- [Work to do]: Scan the records and identify every line in which the string "deux" occurs, then return those lines.

— begin Input records —

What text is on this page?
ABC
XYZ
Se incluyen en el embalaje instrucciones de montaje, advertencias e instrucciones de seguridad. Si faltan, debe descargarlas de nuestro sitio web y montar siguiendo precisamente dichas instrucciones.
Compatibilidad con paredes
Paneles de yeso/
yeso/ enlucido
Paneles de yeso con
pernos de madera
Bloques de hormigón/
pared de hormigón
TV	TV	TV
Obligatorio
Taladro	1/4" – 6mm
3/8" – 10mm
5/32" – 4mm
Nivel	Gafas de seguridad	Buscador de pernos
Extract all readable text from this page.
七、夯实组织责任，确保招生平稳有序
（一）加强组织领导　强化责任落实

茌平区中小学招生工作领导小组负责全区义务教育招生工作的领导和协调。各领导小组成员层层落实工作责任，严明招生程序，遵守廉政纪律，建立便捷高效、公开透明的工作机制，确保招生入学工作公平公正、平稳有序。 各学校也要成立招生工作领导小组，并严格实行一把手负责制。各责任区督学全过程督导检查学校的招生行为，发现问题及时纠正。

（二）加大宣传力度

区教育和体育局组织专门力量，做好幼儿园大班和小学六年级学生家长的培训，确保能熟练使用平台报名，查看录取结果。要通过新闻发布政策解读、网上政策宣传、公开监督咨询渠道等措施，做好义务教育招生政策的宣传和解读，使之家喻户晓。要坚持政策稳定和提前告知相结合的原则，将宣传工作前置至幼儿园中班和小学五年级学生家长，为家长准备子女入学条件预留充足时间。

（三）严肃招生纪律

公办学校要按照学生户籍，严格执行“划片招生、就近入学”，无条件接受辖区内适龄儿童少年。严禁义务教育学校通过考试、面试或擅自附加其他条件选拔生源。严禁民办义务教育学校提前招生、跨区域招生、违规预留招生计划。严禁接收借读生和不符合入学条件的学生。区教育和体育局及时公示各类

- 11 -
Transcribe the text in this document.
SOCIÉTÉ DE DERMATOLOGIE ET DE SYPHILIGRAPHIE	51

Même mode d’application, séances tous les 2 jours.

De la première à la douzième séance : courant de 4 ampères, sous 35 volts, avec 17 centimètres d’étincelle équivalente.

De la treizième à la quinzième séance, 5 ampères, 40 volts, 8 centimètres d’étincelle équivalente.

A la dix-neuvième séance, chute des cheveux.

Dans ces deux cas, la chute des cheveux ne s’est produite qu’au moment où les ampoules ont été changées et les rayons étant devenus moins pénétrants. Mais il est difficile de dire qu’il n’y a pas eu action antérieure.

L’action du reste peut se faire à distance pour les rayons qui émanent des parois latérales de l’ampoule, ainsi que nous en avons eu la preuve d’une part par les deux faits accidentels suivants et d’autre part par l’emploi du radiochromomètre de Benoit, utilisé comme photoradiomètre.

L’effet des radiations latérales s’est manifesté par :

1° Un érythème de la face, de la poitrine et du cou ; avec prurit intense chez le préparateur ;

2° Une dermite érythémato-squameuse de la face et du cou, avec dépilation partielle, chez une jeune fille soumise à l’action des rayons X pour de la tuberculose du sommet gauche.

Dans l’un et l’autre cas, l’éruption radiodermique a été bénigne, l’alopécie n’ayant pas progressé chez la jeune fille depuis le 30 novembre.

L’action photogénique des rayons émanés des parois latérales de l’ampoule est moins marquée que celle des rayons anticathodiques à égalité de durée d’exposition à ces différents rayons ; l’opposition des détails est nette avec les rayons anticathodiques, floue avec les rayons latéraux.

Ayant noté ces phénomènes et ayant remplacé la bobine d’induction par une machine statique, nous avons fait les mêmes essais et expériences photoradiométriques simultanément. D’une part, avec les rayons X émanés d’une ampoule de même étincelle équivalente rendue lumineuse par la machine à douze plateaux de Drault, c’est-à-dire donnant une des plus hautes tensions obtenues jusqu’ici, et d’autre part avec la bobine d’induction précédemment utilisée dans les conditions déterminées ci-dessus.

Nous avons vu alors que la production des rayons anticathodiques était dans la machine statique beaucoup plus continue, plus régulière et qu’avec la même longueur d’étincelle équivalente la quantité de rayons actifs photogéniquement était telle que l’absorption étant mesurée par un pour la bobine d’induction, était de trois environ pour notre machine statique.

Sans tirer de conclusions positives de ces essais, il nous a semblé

— end Input records —

- [The result]:
Dans ces deux cas, la chute des cheveux ne s’est produite qu’au moment où les ampoules ont été changées et les rayons étant devenus moins pénétrants. Mais il est difficile de dire qu’il n’y a pas eu action antérieure.
L’action du reste peut se faire à distance pour les rayons qui émanent des parois latérales de l’ampoule, ainsi que nous en avons eu la preuve d’une part par les deux faits accidentels suivants et d’autre part par l’emploi du radiochromomètre de Benoit, utilisé comme photoradiomètre.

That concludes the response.